**Exercise objective**
The entries below contain pictures. Retype everything except those pictures, exactly as given.

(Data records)
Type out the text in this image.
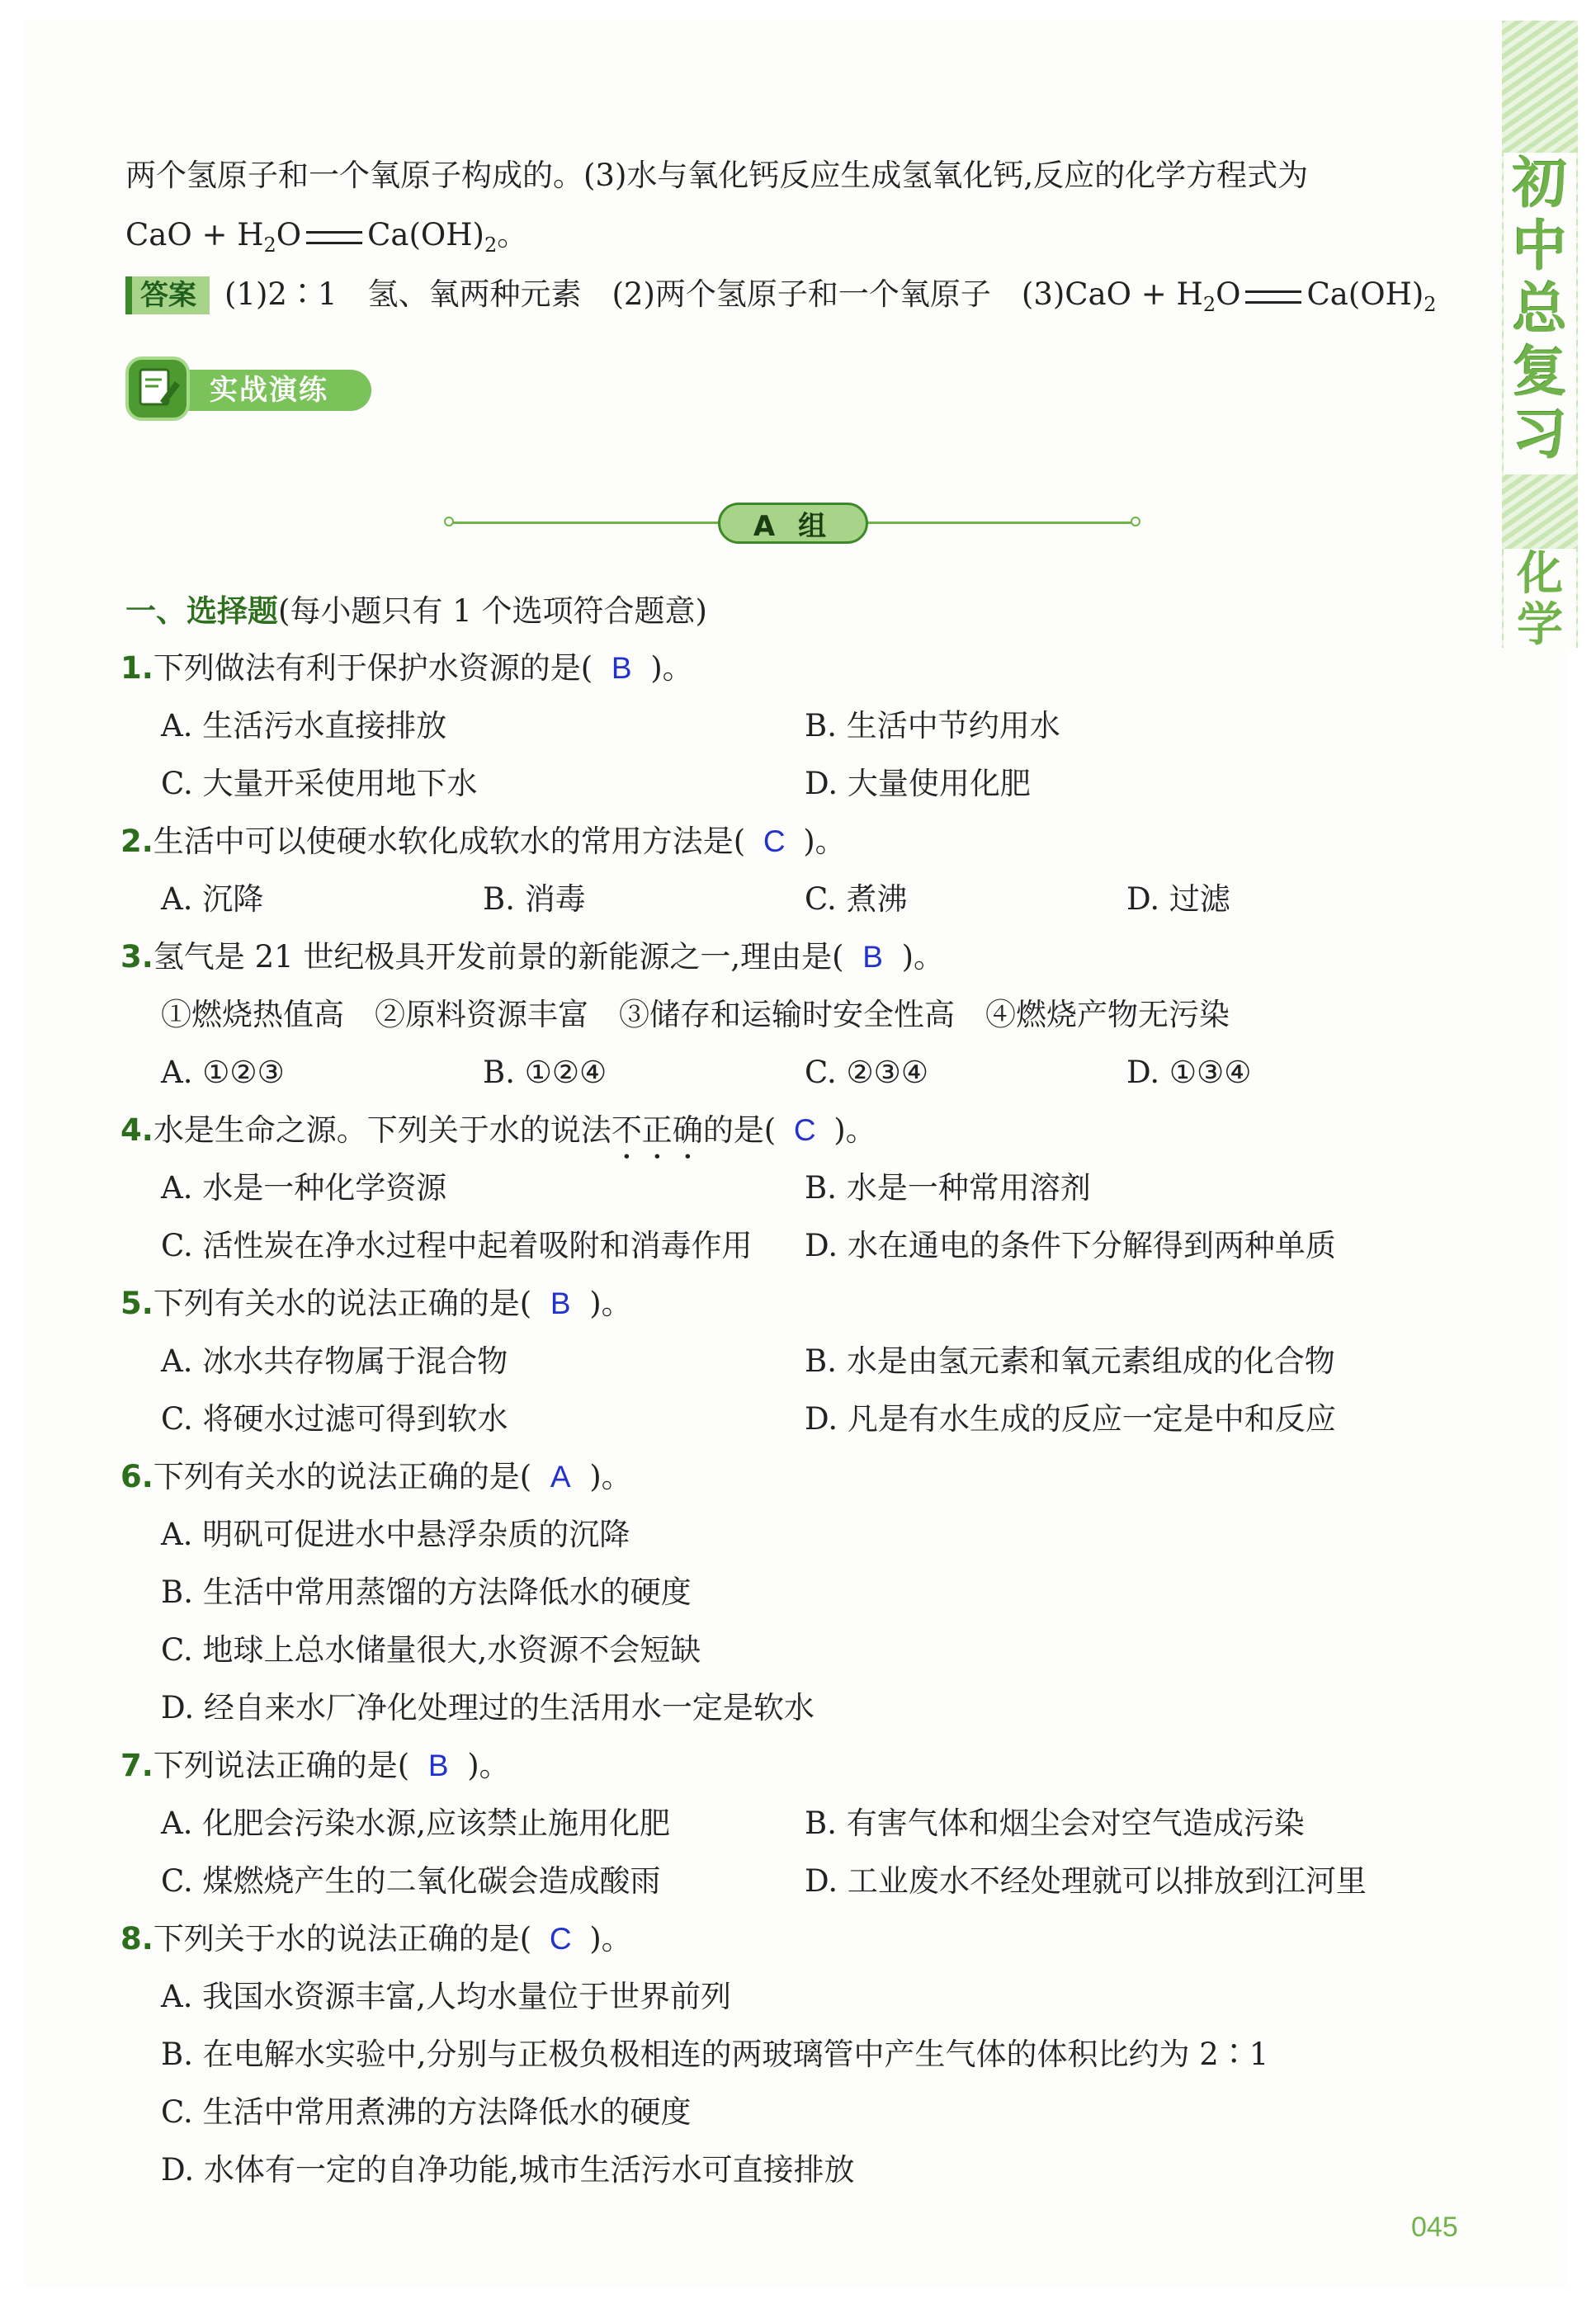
初
中
总
复
习
化
学
两个氢原子和一个氧原子构成的。(3)水与氧化钙反应生成氢氧化钙,反应的化学方程式为
CaO + $H_2O$ $Ca(OH)_2$。
答案 (1)2∶1　氢、氧两种元素　(2)两个氢原子和一个氧原子　$(3)CaO + H_2O$ $Ca(OH)_2$
实战演练
A 组
一、选择题(每小题只有 1 个选项符合题意)
1.下列做法有利于保护水资源的是( B )。
A. 生活污水直接排放	B. 生活中节约用水
C. 大量开采使用地下水	D. 大量使用化肥
2.生活中可以使硬水软化成软水的常用方法是( C )。
A. 沉降	B. 消毒	C. 煮沸	D. 过滤
3.氢气是 21 世纪极具开发前景的新能源之一,理由是( B )。
①燃烧热值高　②原料资源丰富　③储存和运输时安全性高　④燃烧产物无污染
A. ①②③	B. ①②④	C. ②③④	D. ①③④
4.水是生命之源。下列关于水的说法不正确的是( C )。
A. 水是一种化学资源	B. 水是一种常用溶剂
C. 活性炭在净水过程中起着吸附和消毒作用 D. 水在通电的条件下分解得到两种单质
5.下列有关水的说法正确的是( B )。
A. 冰水共存物属于混合物	B. 水是由氢元素和氧元素组成的化合物
C. 将硬水过滤可得到软水	D. 凡是有水生成的反应一定是中和反应
6.下列有关水的说法正确的是( A )。
A. 明矾可促进水中悬浮杂质的沉降
B. 生活中常用蒸馏的方法降低水的硬度
C. 地球上总水储量很大,水资源不会短缺
D. 经自来水厂净化处理过的生活用水一定是软水
7.下列说法正确的是( B )。
A. 化肥会污染水源,应该禁止施用化肥	B. 有害气体和烟尘会对空气造成污染
C. 煤燃烧产生的二氧化碳会造成酸雨	D. 工业废水不经处理就可以排放到江河里
8.下列关于水的说法正确的是( C )。
A. 我国水资源丰富,人均水量位于世界前列
B. 在电解水实验中,分别与正极负极相连的两玻璃管中产生气体的体积比约为 2∶1
C. 生活中常用煮沸的方法降低水的硬度
D. 水体有一定的自净功能,城市生活污水可直接排放
045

**Output for this exercise**
Type out the text in this image.
初
中
总
复
习
化
学
两个氢原子和一个氧原子构成的。(3)水与氧化钙反应生成氢氧化钙,反应的化学方程式为
CaO + $H_2O$ $Ca(OH)_2$。
答案 (1)2∶1　氢、氧两种元素　(2)两个氢原子和一个氧原子　$(3)CaO + H_2O$ $Ca(OH)_2$
实战演练
A 组
一、选择题(每小题只有 1 个选项符合题意)
1.下列做法有利于保护水资源的是( B )。
A. 生活污水直接排放	B. 生活中节约用水
C. 大量开采使用地下水	D. 大量使用化肥
2.生活中可以使硬水软化成软水的常用方法是( C )。
A. 沉降	B. 消毒	C. 煮沸	D. 过滤
3.氢气是 21 世纪极具开发前景的新能源之一,理由是( B )。
①燃烧热值高　②原料资源丰富　③储存和运输时安全性高　④燃烧产物无污染
A. ①②③	B. ①②④	C. ②③④	D. ①③④
4.水是生命之源。下列关于水的说法不正确的是( C )。
A. 水是一种化学资源	B. 水是一种常用溶剂
C. 活性炭在净水过程中起着吸附和消毒作用 D. 水在通电的条件下分解得到两种单质
5.下列有关水的说法正确的是( B )。
A. 冰水共存物属于混合物	B. 水是由氢元素和氧元素组成的化合物
C. 将硬水过滤可得到软水	D. 凡是有水生成的反应一定是中和反应
6.下列有关水的说法正确的是( A )。
A. 明矾可促进水中悬浮杂质的沉降
B. 生活中常用蒸馏的方法降低水的硬度
C. 地球上总水储量很大,水资源不会短缺
D. 经自来水厂净化处理过的生活用水一定是软水
7.下列说法正确的是( B )。
A. 化肥会污染水源,应该禁止施用化肥	B. 有害气体和烟尘会对空气造成污染
C. 煤燃烧产生的二氧化碳会造成酸雨	D. 工业废水不经处理就可以排放到江河里
8.下列关于水的说法正确的是( C )。
A. 我国水资源丰富,人均水量位于世界前列
B. 在电解水实验中,分别与正极负极相连的两玻璃管中产生气体的体积比约为 2∶1
C. 生活中常用煮沸的方法降低水的硬度
D. 水体有一定的自净功能,城市生活污水可直接排放
045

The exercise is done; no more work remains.